## begin Data for this exercise

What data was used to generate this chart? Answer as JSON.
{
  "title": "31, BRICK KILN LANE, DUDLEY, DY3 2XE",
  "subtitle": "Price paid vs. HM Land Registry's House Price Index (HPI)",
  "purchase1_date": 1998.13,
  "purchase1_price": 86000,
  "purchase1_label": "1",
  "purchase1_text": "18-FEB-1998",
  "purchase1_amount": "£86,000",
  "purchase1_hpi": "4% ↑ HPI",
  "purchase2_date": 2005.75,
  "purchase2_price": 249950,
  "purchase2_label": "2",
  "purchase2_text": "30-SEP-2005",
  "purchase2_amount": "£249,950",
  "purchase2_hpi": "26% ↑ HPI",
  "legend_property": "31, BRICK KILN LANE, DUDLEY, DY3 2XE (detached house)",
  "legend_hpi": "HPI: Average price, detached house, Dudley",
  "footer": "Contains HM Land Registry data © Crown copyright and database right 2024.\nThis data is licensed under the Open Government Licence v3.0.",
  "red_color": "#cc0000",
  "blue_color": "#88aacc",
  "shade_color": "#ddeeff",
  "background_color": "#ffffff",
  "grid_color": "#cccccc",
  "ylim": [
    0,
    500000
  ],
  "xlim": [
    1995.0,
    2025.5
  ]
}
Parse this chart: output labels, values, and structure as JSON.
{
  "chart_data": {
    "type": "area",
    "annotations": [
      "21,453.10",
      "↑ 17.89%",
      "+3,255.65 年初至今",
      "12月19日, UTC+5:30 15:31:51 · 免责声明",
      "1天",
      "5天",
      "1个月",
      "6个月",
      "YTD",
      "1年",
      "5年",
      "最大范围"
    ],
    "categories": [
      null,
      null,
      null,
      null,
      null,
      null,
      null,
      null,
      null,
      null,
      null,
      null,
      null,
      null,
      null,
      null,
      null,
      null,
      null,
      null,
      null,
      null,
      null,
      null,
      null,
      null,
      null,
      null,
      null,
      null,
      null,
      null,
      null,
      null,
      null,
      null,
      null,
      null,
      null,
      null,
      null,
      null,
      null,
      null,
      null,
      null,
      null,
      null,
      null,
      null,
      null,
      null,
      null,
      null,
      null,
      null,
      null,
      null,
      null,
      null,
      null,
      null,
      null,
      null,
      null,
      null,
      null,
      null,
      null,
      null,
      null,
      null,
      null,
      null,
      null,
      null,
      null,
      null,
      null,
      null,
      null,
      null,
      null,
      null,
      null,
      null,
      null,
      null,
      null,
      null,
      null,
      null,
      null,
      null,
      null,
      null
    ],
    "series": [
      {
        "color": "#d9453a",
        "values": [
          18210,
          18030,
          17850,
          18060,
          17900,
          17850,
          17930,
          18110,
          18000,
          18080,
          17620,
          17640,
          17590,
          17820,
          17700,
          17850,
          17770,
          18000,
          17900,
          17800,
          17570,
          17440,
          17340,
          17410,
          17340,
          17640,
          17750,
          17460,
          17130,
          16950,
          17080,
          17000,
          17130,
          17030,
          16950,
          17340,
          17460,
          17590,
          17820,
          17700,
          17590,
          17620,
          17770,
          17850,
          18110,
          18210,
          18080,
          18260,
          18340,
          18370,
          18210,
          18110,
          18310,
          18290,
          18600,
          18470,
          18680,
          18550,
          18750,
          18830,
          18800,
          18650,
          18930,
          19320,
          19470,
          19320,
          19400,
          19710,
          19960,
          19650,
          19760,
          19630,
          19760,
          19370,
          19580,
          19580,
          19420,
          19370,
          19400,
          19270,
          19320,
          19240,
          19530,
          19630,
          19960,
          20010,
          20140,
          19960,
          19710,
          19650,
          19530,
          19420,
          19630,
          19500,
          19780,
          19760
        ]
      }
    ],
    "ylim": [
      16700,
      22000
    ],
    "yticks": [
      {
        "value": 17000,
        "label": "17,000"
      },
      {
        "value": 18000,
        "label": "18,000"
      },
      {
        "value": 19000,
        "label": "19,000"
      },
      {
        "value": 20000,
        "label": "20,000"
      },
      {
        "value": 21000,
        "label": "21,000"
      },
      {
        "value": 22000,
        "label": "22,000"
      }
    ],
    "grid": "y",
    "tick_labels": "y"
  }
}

## end Data for this exercise

| The problem |
Write out every record verbatim.

| Exercise output |
What data was used to generate this chart? Answer as JSON.
{
  "title": "31, BRICK KILN LANE, DUDLEY, DY3 2XE",
  "subtitle": "Price paid vs. HM Land Registry's House Price Index (HPI)",
  "purchase1_date": 1998.13,
  "purchase1_price": 86000,
  "purchase1_label": "1",
  "purchase1_text": "18-FEB-1998",
  "purchase1_amount": "£86,000",
  "purchase1_hpi": "4% ↑ HPI",
  "purchase2_date": 2005.75,
  "purchase2_price": 249950,
  "purchase2_label": "2",
  "purchase2_text": "30-SEP-2005",
  "purchase2_amount": "£249,950",
  "purchase2_hpi": "26% ↑ HPI",
  "legend_property": "31, BRICK KILN LANE, DUDLEY, DY3 2XE (detached house)",
  "legend_hpi": "HPI: Average price, detached house, Dudley",
  "footer": "Contains HM Land Registry data © Crown copyright and database right 2024.\nThis data is licensed under the Open Government Licence v3.0.",
  "red_color": "#cc0000",
  "blue_color": "#88aacc",
  "shade_color": "#ddeeff",
  "background_color": "#ffffff",
  "grid_color": "#cccccc",
  "ylim": [
    0,
    500000
  ],
  "xlim": [
    1995.0,
    2025.5
  ]
}
Parse this chart: output labels, values, and structure as JSON.
{
  "chart_data": {
    "type": "area",
    "annotations": [
      "21,453.10",
      "↑ 17.89%",
      "+3,255.65 年初至今",
      "12月19日, UTC+5:30 15:31:51 · 免责声明",
      "1天",
      "5天",
      "1个月",
      "6个月",
      "YTD",
      "1年",
      "5年",
      "最大范围"
    ],
    "categories": [
      null,
      null,
      null,
      null,
      null,
      null,
      null,
      null,
      null,
      null,
      null,
      null,
      null,
      null,
      null,
      null,
      null,
      null,
      null,
      null,
      null,
      null,
      null,
      null,
      null,
      null,
      null,
      null,
      null,
      null,
      null,
      null,
      null,
      null,
      null,
      null,
      null,
      null,
      null,
      null,
      null,
      null,
      null,
      null,
      null,
      null,
      null,
      null,
      null,
      null,
      null,
      null,
      null,
      null,
      null,
      null,
      null,
      null,
      null,
      null,
      null,
      null,
      null,
      null,
      null,
      null,
      null,
      null,
      null,
      null,
      null,
      null,
      null,
      null,
      null,
      null,
      null,
      null,
      null,
      null,
      null,
      null,
      null,
      null,
      null,
      null,
      null,
      null,
      null,
      null,
      null,
      null,
      null,
      null,
      null,
      null
    ],
    "series": [
      {
        "color": "#d9453a",
        "values": [
          18210,
          18030,
          17850,
          18060,
          17900,
          17850,
          17930,
          18110,
          18000,
          18080,
          17620,
          17640,
          17590,
          17820,
          17700,
          17850,
          17770,
          18000,
          17900,
          17800,
          17570,
          17440,
          17340,
          17410,
          17340,
          17640,
          17750,
          17460,
          17130,
          16950,
          17080,
          17000,
          17130,
          17030,
          16950,
          17340,
          17460,
          17590,
          17820,
          17700,
          17590,
          17620,
          17770,
          17850,
          18110,
          18210,
          18080,
          18260,
          18340,
          18370,
          18210,
          18110,
          18310,
          18290,
          18600,
          18470,
          18680,
          18550,
          18750,
          18830,
          18800,
          18650,
          18930,
          19320,
          19470,
          19320,
          19400,
          19710,
          19960,
          19650,
          19760,
          19630,
          19760,
          19370,
          19580,
          19580,
          19420,
          19370,
          19400,
          19270,
          19320,
          19240,
          19530,
          19630,
          19960,
          20010,
          20140,
          19960,
          19710,
          19650,
          19530,
          19420,
          19630,
          19500,
          19780,
          19760
        ]
      }
    ],
    "ylim": [
      16700,
      22000
    ],
    "yticks": [
      {
        "value": 17000,
        "label": "17,000"
      },
      {
        "value": 18000,
        "label": "18,000"
      },
      {
        "value": 19000,
        "label": "19,000"
      },
      {
        "value": 20000,
        "label": "20,000"
      },
      {
        "value": 21000,
        "label": "21,000"
      },
      {
        "value": 22000,
        "label": "22,000"
      }
    ],
    "grid": "y",
    "tick_labels": "y"
  }
}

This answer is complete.